### PROBLEMS AND TASKS
1/ From the comments below on the demise of Coghead, list every company or product mentioned by name.
2/ Check each statement against the comments below on the demise of Coghead. For each one, answer yes or no and quote the words from the comments that decide it.
(a) Building a web app locally and then deploying it to any ISP or cloud gives the benefit of cloud computing without the risk.
(b) HostedDatabase.com launched its first product in 2001.
(c) With Coghead and Quickbase, an application can be moved to any cloud.

I agree with key point you make below:

"protecting your investment in IT done over the ether is the most important thing to watch"

There however a distinction between solutions like Coghead and Quickbase where your development is done in the cloud and there is only 1 cloud for your application. In this case it IS risky because all your IP (your application) and your data is subject to that Cloud staying in business or staying in business and offering service at an economic price that makes sense.

On the other hand if you build a web app locally and then have the option to deploy it to any ISP or any Cloud - then you have the benefit of cloud computing without the risk!

(Full disclosure - the reason I am passionate about this is that we will soon release Alpha Five v10 that lets you build codeless AJAX apps on your machine and deploy the apps on the web at any ISP or on Amazon AWS. We thought long and hard about the app itself being built in the cloud and hosted in the cloud and concluded that this was not the way to go because we did want our customers to be "locked in."

richard rabins




Jun 16, 2009 12:01 PM Dan Gutierrez Dan Gutierrez  says:

By Dan D. Gutierrez

CEO of HostedDatabase.com

The demise of Coghead hits to the heart of my industry, SaaS. What happened is the typical scenario, the revenue projection models used to driven the firm were overly optimistic against the burn-rate. It is very easy to delude yourself into thinking your sales will grow at the projected rate, when in fact gearing up a new product is harder than anyone will admit.

My firm pioneered the Database-in-the-Cloud industry back in 1999 with the launch of our first product. The VCs at the time wanted to see stellar growth that Coghead probably yielded to. We're glad we resisted that kiss of death.

### Items listed in a dataset
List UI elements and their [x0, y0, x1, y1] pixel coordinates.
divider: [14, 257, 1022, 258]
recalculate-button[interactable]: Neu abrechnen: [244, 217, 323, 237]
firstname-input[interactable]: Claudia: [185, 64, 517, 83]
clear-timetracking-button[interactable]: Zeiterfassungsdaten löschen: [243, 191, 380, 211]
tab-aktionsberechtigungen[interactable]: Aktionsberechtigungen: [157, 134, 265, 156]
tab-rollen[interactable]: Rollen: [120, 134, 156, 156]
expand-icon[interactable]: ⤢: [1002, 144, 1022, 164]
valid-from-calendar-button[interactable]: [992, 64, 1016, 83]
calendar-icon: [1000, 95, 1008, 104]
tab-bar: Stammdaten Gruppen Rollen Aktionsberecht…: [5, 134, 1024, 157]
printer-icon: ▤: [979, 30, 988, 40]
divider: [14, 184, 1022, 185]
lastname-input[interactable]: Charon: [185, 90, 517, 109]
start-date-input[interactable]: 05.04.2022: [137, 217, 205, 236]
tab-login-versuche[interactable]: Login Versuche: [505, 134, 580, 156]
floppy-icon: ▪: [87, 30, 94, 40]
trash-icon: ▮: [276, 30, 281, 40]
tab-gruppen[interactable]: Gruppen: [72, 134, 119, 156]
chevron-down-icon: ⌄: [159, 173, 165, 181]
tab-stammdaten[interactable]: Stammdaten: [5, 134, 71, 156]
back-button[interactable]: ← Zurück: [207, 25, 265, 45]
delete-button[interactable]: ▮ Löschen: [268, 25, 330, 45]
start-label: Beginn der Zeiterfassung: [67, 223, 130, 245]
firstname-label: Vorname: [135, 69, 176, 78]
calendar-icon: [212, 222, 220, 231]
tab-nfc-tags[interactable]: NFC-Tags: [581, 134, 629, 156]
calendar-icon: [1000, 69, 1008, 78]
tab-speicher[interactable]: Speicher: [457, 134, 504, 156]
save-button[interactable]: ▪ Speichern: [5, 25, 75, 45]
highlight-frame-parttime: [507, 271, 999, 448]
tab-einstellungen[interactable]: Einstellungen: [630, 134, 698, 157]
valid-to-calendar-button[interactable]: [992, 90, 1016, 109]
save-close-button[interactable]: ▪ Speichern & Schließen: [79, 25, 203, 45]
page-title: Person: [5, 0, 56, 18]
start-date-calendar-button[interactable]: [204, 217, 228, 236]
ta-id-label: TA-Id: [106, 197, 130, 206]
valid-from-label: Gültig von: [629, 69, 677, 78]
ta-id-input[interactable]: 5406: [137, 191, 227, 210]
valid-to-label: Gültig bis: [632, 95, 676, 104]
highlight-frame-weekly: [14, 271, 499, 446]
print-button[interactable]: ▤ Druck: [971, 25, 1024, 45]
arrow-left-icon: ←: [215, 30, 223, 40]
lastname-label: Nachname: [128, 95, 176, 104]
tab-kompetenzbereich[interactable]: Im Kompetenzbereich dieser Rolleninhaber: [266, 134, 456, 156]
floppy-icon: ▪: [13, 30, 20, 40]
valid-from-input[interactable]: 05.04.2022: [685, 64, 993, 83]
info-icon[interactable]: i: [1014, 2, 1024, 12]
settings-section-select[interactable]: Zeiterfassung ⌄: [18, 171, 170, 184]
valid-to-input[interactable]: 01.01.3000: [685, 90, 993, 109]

### TASK SOLUTIONS
1/ Coghead, Quickbase, Alpha Five v10, Amazon AWS, HostedDatabase.com

2/
(a) Yes: "then you have the benefit of cloud computing without the risk!"
(b) No: "My firm pioneered the Database-in-the-Cloud industry back in 1999 with the launch of our first product."
(c) No: "there is only 1 cloud for your application"